Stated problem: Scan the entries below. List each line with "value".

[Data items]
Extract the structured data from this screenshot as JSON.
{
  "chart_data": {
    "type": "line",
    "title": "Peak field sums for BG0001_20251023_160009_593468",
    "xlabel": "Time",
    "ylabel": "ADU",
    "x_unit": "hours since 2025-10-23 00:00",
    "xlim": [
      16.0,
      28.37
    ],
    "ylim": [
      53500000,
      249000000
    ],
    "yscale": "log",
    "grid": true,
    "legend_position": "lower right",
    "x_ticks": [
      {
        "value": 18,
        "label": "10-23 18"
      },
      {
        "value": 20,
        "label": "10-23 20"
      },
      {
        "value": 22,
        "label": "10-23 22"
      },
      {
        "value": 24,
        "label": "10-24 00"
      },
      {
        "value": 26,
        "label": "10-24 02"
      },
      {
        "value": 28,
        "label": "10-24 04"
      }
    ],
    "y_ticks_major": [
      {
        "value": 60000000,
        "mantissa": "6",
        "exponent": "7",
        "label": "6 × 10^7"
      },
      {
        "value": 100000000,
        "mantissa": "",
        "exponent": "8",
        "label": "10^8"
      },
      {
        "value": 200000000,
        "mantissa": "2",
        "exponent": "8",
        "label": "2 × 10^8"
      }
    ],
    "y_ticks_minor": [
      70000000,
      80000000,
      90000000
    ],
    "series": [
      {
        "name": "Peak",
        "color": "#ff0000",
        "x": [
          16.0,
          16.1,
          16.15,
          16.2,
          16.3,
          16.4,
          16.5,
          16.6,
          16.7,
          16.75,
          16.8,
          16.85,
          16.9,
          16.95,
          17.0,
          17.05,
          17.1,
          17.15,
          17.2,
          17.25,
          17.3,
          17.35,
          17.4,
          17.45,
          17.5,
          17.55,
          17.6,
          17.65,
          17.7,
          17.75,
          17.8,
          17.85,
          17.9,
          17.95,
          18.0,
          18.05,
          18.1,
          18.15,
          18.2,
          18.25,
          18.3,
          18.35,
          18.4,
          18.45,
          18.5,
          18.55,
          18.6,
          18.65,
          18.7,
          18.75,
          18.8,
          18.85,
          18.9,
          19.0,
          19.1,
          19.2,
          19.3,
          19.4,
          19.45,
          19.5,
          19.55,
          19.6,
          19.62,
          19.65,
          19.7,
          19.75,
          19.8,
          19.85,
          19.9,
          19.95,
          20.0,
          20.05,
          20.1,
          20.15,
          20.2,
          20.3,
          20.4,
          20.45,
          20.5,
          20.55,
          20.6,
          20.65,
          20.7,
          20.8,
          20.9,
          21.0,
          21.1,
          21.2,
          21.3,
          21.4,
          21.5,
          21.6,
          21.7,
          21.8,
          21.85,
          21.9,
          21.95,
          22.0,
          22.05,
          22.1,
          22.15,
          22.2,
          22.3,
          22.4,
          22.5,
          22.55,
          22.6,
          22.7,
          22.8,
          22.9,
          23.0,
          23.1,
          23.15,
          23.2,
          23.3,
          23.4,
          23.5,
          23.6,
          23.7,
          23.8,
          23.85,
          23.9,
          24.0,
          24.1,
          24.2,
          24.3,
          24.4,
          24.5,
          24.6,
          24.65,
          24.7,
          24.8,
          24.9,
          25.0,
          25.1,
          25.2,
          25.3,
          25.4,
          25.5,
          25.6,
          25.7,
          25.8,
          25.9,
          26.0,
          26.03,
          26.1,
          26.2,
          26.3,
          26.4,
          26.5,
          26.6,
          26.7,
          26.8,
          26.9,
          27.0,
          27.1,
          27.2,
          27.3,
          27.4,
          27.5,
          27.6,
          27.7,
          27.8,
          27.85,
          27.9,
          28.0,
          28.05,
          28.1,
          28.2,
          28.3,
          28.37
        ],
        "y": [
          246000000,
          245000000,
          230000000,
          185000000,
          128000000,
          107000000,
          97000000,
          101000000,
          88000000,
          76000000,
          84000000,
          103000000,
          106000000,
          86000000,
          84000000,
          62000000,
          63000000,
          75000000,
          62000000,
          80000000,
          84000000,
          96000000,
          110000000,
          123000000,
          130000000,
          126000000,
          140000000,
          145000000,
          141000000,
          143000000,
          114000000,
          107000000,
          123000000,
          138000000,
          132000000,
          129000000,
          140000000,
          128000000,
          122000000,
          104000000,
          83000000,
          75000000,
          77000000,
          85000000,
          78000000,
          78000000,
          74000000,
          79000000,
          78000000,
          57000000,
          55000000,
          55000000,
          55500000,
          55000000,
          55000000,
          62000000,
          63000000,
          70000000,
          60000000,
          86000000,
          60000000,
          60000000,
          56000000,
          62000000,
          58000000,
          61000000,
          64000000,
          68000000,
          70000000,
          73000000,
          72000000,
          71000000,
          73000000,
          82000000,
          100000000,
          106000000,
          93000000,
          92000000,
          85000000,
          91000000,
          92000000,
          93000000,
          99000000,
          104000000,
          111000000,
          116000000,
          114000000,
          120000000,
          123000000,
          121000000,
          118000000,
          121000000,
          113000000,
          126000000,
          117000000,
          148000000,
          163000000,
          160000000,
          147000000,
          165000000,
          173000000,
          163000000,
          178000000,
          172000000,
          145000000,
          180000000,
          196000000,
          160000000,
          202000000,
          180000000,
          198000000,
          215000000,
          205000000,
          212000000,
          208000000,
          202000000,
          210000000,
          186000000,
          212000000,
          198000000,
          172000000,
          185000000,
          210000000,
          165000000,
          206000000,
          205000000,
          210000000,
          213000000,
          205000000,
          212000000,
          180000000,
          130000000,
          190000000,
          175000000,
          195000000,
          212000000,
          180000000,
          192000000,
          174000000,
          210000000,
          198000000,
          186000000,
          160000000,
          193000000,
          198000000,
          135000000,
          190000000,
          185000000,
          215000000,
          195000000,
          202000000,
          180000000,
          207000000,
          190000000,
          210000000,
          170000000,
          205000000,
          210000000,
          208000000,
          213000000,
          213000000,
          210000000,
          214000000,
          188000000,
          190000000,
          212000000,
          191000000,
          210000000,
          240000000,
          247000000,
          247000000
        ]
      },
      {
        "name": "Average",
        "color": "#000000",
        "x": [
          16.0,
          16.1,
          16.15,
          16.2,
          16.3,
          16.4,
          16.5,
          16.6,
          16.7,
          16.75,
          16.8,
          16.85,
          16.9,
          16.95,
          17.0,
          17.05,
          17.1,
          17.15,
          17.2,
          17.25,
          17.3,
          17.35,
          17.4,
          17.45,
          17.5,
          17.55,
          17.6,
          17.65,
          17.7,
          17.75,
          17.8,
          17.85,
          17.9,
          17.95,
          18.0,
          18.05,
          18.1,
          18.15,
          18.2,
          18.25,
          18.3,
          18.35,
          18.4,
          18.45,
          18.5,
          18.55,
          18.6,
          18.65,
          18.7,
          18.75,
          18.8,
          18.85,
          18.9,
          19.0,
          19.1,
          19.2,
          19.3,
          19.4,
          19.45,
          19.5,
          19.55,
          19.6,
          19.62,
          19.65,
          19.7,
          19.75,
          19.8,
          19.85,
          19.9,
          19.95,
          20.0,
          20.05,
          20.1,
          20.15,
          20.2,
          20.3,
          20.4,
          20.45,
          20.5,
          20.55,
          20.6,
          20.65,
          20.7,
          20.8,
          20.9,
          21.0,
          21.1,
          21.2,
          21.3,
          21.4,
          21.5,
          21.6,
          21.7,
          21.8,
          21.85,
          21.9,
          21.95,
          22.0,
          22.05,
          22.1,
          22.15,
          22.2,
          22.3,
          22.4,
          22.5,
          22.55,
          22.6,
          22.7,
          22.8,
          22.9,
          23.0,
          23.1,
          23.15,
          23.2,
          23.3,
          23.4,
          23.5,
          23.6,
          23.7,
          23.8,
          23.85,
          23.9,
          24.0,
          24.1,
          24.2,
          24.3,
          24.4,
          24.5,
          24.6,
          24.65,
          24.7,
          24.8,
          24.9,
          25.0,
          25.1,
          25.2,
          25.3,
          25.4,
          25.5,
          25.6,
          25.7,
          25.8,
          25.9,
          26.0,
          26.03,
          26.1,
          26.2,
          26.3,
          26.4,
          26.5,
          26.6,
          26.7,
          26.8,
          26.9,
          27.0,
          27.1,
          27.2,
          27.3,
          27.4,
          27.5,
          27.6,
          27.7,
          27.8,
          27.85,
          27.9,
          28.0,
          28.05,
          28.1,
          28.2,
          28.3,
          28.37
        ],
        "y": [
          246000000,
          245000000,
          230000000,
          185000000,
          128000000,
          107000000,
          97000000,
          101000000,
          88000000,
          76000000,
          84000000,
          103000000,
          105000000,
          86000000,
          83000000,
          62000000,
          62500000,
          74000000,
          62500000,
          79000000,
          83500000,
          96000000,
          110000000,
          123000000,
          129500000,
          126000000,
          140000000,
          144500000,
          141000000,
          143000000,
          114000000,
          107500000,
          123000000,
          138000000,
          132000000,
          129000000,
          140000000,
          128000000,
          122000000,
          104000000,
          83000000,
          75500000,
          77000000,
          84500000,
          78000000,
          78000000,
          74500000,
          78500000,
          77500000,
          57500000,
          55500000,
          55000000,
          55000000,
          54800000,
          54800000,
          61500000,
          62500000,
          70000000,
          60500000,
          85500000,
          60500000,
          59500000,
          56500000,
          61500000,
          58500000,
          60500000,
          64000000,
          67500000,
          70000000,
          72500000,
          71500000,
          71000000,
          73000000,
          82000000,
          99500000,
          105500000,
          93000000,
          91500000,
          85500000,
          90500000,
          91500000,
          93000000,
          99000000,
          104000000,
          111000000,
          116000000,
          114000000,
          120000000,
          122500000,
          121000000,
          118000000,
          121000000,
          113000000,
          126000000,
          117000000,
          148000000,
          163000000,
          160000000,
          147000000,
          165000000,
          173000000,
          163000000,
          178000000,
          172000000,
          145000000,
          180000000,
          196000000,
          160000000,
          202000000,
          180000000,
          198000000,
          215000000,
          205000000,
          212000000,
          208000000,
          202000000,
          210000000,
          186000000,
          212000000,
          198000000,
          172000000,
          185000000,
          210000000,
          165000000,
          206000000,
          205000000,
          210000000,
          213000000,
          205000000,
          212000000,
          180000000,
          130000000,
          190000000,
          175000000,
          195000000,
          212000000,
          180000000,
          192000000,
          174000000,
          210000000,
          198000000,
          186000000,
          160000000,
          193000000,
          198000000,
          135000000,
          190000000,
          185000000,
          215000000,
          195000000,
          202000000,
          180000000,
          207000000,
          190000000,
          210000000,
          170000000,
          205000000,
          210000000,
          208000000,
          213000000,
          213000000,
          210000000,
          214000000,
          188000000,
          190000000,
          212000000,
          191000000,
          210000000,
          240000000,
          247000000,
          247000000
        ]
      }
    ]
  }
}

Response to the task:
        "value": 18,
        "value": 20,
        "value": 22,
        "value": 24,
        "value": 26,
        "value": 28,
        "value": 60000000,
        "value": 100000000,
        "value": 200000000,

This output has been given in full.